Copy out the listing exactly.

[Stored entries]
★ ★ ★ ★ ★ ★ ★
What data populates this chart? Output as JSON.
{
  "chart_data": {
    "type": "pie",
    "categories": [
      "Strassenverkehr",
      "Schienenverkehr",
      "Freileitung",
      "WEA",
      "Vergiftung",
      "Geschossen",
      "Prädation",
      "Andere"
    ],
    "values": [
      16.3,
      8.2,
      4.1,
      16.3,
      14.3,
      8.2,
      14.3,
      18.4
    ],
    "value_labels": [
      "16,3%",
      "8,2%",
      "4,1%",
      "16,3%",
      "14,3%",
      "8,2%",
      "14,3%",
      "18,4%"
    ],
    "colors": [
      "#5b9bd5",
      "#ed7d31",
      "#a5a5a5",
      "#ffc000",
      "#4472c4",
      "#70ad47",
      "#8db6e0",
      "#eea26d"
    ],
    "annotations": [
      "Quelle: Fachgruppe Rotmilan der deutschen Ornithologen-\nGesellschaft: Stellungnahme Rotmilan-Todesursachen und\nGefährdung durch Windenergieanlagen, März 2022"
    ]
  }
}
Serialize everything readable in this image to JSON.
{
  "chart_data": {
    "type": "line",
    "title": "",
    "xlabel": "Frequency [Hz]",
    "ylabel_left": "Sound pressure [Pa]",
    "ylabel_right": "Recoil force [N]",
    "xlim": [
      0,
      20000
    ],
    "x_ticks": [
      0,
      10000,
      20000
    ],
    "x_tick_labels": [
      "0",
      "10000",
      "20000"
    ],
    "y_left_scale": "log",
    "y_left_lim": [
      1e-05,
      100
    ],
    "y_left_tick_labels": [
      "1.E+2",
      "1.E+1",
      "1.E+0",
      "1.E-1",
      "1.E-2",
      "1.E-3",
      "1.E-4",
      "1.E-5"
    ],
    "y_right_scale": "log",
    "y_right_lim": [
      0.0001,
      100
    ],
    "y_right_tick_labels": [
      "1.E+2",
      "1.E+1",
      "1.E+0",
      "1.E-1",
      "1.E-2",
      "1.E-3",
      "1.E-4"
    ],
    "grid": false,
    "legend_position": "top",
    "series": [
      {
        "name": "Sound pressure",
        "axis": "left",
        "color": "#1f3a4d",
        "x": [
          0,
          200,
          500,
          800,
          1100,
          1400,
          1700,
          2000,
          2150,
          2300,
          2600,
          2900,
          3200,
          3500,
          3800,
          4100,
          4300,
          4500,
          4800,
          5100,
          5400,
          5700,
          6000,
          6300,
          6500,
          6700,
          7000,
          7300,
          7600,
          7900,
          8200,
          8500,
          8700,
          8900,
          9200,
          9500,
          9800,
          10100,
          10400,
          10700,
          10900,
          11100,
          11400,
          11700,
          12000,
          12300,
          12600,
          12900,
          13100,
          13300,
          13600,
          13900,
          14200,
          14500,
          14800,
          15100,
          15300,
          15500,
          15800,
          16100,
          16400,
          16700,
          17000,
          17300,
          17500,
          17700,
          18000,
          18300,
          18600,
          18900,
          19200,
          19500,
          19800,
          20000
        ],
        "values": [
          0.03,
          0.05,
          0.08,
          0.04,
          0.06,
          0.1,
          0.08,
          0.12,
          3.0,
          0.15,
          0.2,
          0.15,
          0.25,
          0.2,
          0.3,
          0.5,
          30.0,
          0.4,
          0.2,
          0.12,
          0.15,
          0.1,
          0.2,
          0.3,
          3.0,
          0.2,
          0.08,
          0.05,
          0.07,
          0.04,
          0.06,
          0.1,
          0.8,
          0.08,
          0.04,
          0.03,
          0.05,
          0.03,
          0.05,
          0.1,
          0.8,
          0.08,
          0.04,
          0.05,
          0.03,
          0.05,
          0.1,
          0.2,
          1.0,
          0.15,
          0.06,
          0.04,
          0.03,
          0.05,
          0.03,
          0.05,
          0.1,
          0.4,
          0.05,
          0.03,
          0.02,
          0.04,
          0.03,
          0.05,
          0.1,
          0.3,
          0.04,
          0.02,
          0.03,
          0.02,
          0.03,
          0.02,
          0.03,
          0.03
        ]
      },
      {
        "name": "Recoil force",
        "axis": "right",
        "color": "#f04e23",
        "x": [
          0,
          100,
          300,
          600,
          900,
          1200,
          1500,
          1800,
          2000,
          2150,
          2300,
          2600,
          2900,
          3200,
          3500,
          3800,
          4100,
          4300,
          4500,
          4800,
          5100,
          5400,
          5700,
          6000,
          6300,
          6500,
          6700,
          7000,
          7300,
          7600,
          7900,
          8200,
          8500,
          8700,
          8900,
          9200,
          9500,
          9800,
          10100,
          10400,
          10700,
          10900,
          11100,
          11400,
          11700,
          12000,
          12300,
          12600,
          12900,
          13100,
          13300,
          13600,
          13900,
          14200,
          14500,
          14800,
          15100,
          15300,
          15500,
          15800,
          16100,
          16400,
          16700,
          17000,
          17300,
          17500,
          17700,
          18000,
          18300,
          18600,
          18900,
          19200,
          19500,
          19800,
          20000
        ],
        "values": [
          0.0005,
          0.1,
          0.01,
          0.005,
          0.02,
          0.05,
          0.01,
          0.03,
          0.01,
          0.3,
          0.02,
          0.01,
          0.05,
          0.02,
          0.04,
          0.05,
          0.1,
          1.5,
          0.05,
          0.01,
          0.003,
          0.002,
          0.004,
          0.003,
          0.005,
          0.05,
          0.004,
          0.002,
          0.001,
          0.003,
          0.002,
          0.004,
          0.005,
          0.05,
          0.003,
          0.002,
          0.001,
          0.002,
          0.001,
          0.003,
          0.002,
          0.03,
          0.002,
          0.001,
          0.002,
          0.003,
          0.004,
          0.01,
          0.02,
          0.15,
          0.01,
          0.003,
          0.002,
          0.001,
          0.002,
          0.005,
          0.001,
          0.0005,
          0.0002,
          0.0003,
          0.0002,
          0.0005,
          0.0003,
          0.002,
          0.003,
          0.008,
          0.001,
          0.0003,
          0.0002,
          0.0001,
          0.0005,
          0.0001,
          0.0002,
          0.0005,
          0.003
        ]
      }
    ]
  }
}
★ ★ ★ ★ ★ ★ ★
### Exercise result
What data populates this chart? Output as JSON.
{
  "chart_data": {
    "type": "pie",
    "categories": [
      "Strassenverkehr",
      "Schienenverkehr",
      "Freileitung",
      "WEA",
      "Vergiftung",
      "Geschossen",
      "Prädation",
      "Andere"
    ],
    "values": [
      16.3,
      8.2,
      4.1,
      16.3,
      14.3,
      8.2,
      14.3,
      18.4
    ],
    "value_labels": [
      "16,3%",
      "8,2%",
      "4,1%",
      "16,3%",
      "14,3%",
      "8,2%",
      "14,3%",
      "18,4%"
    ],
    "colors": [
      "#5b9bd5",
      "#ed7d31",
      "#a5a5a5",
      "#ffc000",
      "#4472c4",
      "#70ad47",
      "#8db6e0",
      "#eea26d"
    ],
    "annotations": [
      "Quelle: Fachgruppe Rotmilan der deutschen Ornithologen-\nGesellschaft: Stellungnahme Rotmilan-Todesursachen und\nGefährdung durch Windenergieanlagen, März 2022"
    ]
  }
}
Serialize everything readable in this image to JSON.
{
  "chart_data": {
    "type": "line",
    "title": "",
    "xlabel": "Frequency [Hz]",
    "ylabel_left": "Sound pressure [Pa]",
    "ylabel_right": "Recoil force [N]",
    "xlim": [
      0,
      20000
    ],
    "x_ticks": [
      0,
      10000,
      20000
    ],
    "x_tick_labels": [
      "0",
      "10000",
      "20000"
    ],
    "y_left_scale": "log",
    "y_left_lim": [
      1e-05,
      100
    ],
    "y_left_tick_labels": [
      "1.E+2",
      "1.E+1",
      "1.E+0",
      "1.E-1",
      "1.E-2",
      "1.E-3",
      "1.E-4",
      "1.E-5"
    ],
    "y_right_scale": "log",
    "y_right_lim": [
      0.0001,
      100
    ],
    "y_right_tick_labels": [
      "1.E+2",
      "1.E+1",
      "1.E+0",
      "1.E-1",
      "1.E-2",
      "1.E-3",
      "1.E-4"
    ],
    "grid": false,
    "legend_position": "top",
    "series": [
      {
        "name": "Sound pressure",
        "axis": "left",
        "color": "#1f3a4d",
        "x": [
          0,
          200,
          500,
          800,
          1100,
          1400,
          1700,
          2000,
          2150,
          2300,
          2600,
          2900,
          3200,
          3500,
          3800,
          4100,
          4300,
          4500,
          4800,
          5100,
          5400,
          5700,
          6000,
          6300,
          6500,
          6700,
          7000,
          7300,
          7600,
          7900,
          8200,
          8500,
          8700,
          8900,
          9200,
          9500,
          9800,
          10100,
          10400,
          10700,
          10900,
          11100,
          11400,
          11700,
          12000,
          12300,
          12600,
          12900,
          13100,
          13300,
          13600,
          13900,
          14200,
          14500,
          14800,
          15100,
          15300,
          15500,
          15800,
          16100,
          16400,
          16700,
          17000,
          17300,
          17500,
          17700,
          18000,
          18300,
          18600,
          18900,
          19200,
          19500,
          19800,
          20000
        ],
        "values": [
          0.03,
          0.05,
          0.08,
          0.04,
          0.06,
          0.1,
          0.08,
          0.12,
          3.0,
          0.15,
          0.2,
          0.15,
          0.25,
          0.2,
          0.3,
          0.5,
          30.0,
          0.4,
          0.2,
          0.12,
          0.15,
          0.1,
          0.2,
          0.3,
          3.0,
          0.2,
          0.08,
          0.05,
          0.07,
          0.04,
          0.06,
          0.1,
          0.8,
          0.08,
          0.04,
          0.03,
          0.05,
          0.03,
          0.05,
          0.1,
          0.8,
          0.08,
          0.04,
          0.05,
          0.03,
          0.05,
          0.1,
          0.2,
          1.0,
          0.15,
          0.06,
          0.04,
          0.03,
          0.05,
          0.03,
          0.05,
          0.1,
          0.4,
          0.05,
          0.03,
          0.02,
          0.04,
          0.03,
          0.05,
          0.1,
          0.3,
          0.04,
          0.02,
          0.03,
          0.02,
          0.03,
          0.02,
          0.03,
          0.03
        ]
      },
      {
        "name": "Recoil force",
        "axis": "right",
        "color": "#f04e23",
        "x": [
          0,
          100,
          300,
          600,
          900,
          1200,
          1500,
          1800,
          2000,
          2150,
          2300,
          2600,
          2900,
          3200,
          3500,
          3800,
          4100,
          4300,
          4500,
          4800,
          5100,
          5400,
          5700,
          6000,
          6300,
          6500,
          6700,
          7000,
          7300,
          7600,
          7900,
          8200,
          8500,
          8700,
          8900,
          9200,
          9500,
          9800,
          10100,
          10400,
          10700,
          10900,
          11100,
          11400,
          11700,
          12000,
          12300,
          12600,
          12900,
          13100,
          13300,
          13600,
          13900,
          14200,
          14500,
          14800,
          15100,
          15300,
          15500,
          15800,
          16100,
          16400,
          16700,
          17000,
          17300,
          17500,
          17700,
          18000,
          18300,
          18600,
          18900,
          19200,
          19500,
          19800,
          20000
        ],
        "values": [
          0.0005,
          0.1,
          0.01,
          0.005,
          0.02,
          0.05,
          0.01,
          0.03,
          0.01,
          0.3,
          0.02,
          0.01,
          0.05,
          0.02,
          0.04,
          0.05,
          0.1,
          1.5,
          0.05,
          0.01,
          0.003,
          0.002,
          0.004,
          0.003,
          0.005,
          0.05,
          0.004,
          0.002,
          0.001,
          0.003,
          0.002,
          0.004,
          0.005,
          0.05,
          0.003,
          0.002,
          0.001,
          0.002,
          0.001,
          0.003,
          0.002,
          0.03,
          0.002,
          0.001,
          0.002,
          0.003,
          0.004,
          0.01,
          0.02,
          0.15,
          0.01,
          0.003,
          0.002,
          0.001,
          0.002,
          0.005,
          0.001,
          0.0005,
          0.0002,
          0.0003,
          0.0002,
          0.0005,
          0.0003,
          0.002,
          0.003,
          0.008,
          0.001,
          0.0003,
          0.0002,
          0.0001,
          0.0005,
          0.0001,
          0.0002,
          0.0005,
          0.003
        ]
      }
    ]
  }
}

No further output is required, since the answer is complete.